/---

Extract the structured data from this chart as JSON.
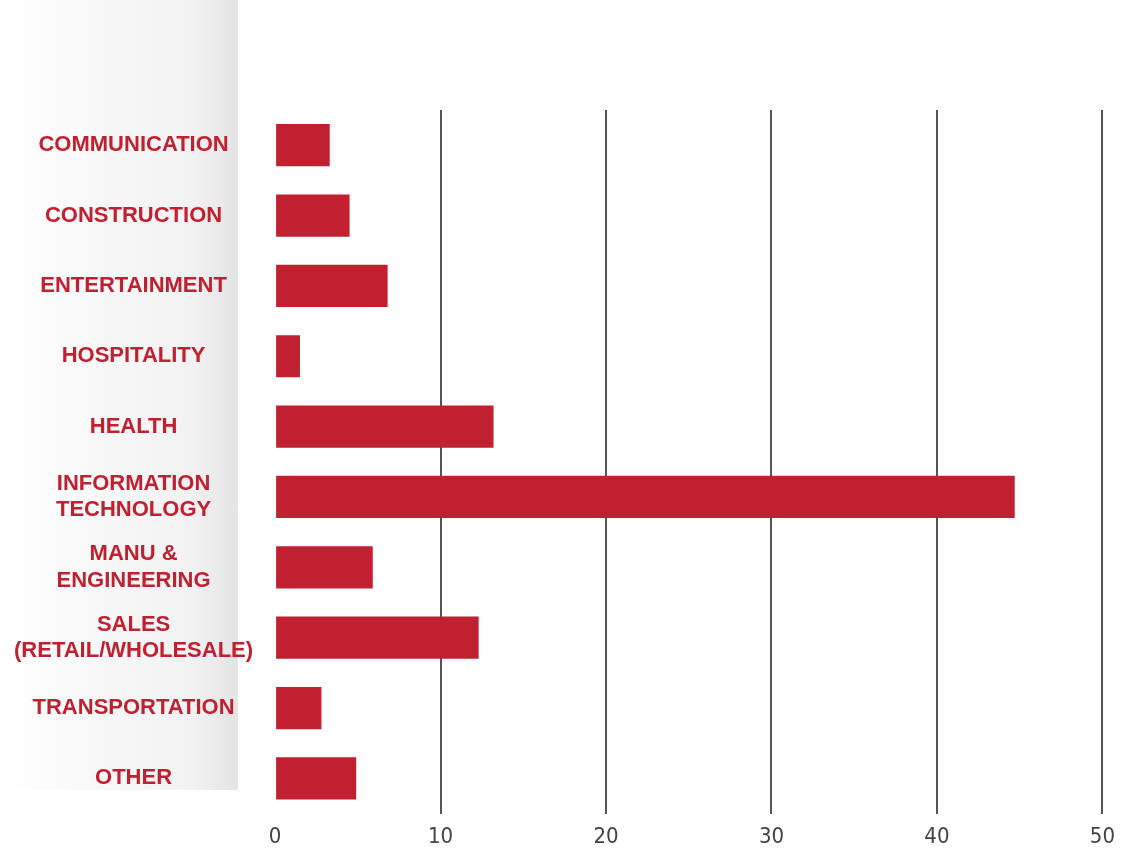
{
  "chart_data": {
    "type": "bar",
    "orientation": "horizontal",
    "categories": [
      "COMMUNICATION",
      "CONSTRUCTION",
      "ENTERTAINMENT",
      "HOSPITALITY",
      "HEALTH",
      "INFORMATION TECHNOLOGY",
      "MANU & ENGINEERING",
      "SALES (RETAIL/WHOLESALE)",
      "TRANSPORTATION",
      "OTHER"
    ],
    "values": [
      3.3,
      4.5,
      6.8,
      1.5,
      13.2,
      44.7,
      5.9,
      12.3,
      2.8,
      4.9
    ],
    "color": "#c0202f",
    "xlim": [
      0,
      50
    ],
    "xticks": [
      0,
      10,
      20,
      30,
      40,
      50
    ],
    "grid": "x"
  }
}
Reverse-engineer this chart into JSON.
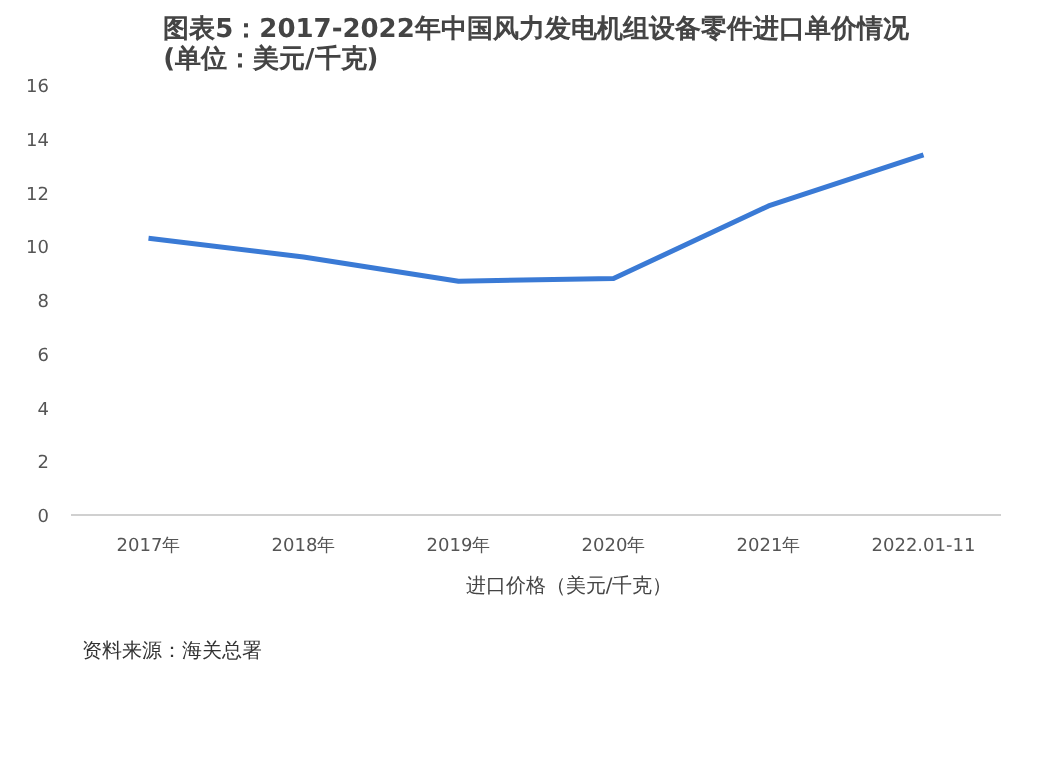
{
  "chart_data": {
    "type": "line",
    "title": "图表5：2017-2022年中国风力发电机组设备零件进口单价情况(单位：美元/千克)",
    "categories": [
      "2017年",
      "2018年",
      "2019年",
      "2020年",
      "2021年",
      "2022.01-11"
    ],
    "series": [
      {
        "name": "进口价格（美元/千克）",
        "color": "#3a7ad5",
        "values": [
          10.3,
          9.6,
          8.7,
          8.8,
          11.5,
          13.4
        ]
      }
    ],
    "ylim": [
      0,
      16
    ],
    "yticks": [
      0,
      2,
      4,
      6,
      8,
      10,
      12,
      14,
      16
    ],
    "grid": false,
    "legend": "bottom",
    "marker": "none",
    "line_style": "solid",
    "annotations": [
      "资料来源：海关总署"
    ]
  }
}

\---
/---

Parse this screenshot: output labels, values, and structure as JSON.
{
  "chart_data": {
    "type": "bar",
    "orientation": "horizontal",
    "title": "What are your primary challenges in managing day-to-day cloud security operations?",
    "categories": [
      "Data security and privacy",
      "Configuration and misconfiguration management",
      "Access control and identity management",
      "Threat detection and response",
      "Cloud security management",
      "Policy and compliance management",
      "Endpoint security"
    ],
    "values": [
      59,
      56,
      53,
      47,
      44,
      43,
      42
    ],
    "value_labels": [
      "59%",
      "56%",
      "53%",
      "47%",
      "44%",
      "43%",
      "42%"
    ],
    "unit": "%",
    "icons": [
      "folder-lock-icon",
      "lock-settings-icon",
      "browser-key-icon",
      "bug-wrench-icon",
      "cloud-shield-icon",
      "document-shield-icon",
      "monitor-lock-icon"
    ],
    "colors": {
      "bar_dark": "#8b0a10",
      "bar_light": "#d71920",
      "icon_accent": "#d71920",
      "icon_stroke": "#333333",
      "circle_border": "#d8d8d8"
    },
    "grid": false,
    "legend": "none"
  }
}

\---

*Written problem*: Filter the listing above for the string "values" and copy every matching line.

*Result of this exercise*:
    "values": [
        "values": [
Parse this screenshot: output labels, values, and structure as JSON.
    "values": [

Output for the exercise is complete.